- _Parts of the exercise_
1. According to the summary line in the patch, how many insertions and how many deletions does the change make?
2. In the patch, list the names of all fields that start a line with a name followed by a colon before the first line of three dashes.
3. Rewrite the patch from "PiperOrigin-RevId: 158111294" up to and including "-// faster ('Small') variant of the kernel.", replacing "GpuDevice" with "ThreadPoolDevice".

From f0c4c6c3f3a7e6df4dbd98385ec96a72638d5031 Mon Sep 17 00:00:00 2001
From: "A. Unique TensorFlower" <gardener@tensorflow.org>
Date: Tue, 6 Jun 2017 00:55:45 -0700
Subject: In the CUDA path of depthwise_conv2d, add a fast NCHW backward filter
 convolution for images smaller than 16x16.

PiperOrigin-RevId: 158111294
---
 .../core/kernels/depthwise_conv_op_gpu.cu.cc       | 254 ++++++++++++++++++---
 1 file changed, 224 insertions(+), 30 deletions(-)
diff --git a/tensorflow/core/kernels/depthwise_conv_op_gpu.cu.cc b/tensorflow/core/kernels/depthwise_conv_op_gpu.cu.cc
index 955756958b..e4d7c3d11e 100644
--- a/tensorflow/core/kernels/depthwise_conv_op_gpu.cu.cc
+++ b/tensorflow/core/kernels/depthwise_conv_op_gpu.cu.cc
@@ -34,8 +34,8 @@ namespace tensorflow {
 
 using Eigen::GpuDevice;
 
-// Returns whether depthwise convolution forward pass can be performed using the
-// faster ('Small') variant of the kernel.
+// Returns whether depthwise convolution forward or backward input pass can be
+// performed using the faster ('Small') variant of the kernel.

- _Information given_
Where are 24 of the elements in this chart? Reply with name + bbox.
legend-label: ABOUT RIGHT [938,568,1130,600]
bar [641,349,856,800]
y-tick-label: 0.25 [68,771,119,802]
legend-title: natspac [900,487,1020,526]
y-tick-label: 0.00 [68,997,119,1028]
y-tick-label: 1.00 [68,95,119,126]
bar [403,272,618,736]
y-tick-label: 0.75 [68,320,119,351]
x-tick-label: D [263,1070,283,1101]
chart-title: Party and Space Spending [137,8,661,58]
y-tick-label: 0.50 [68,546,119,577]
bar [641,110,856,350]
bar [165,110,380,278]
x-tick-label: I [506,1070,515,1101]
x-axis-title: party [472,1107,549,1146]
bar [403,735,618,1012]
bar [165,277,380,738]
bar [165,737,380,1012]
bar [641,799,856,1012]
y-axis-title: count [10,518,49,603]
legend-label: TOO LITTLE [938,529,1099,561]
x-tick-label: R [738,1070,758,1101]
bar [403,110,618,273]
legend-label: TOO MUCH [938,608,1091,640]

- _Correct answers_
1. 224 insertions and 30 deletions.

2. From, Date, Subject, PiperOrigin-RevId

3.
PiperOrigin-RevId: 158111294
---
 .../core/kernels/depthwise_conv_op_gpu.cu.cc       | 254 ++++++++++++++++++---
 1 file changed, 224 insertions(+), 30 deletions(-)
diff --git a/tensorflow/core/kernels/depthwise_conv_op_gpu.cu.cc b/tensorflow/core/kernels/depthwise_conv_op_gpu.cu.cc
index 955756958b..e4d7c3d11e 100644
--- a/tensorflow/core/kernels/depthwise_conv_op_gpu.cu.cc
+++ b/tensorflow/core/kernels/depthwise_conv_op_gpu.cu.cc
@@ -34,8 +34,8 @@ namespace tensorflow {
 
 using Eigen::ThreadPoolDevice;
 
-// Returns whether depthwise convolution forward pass can be performed using the
-// faster ('Small') variant of the kernel.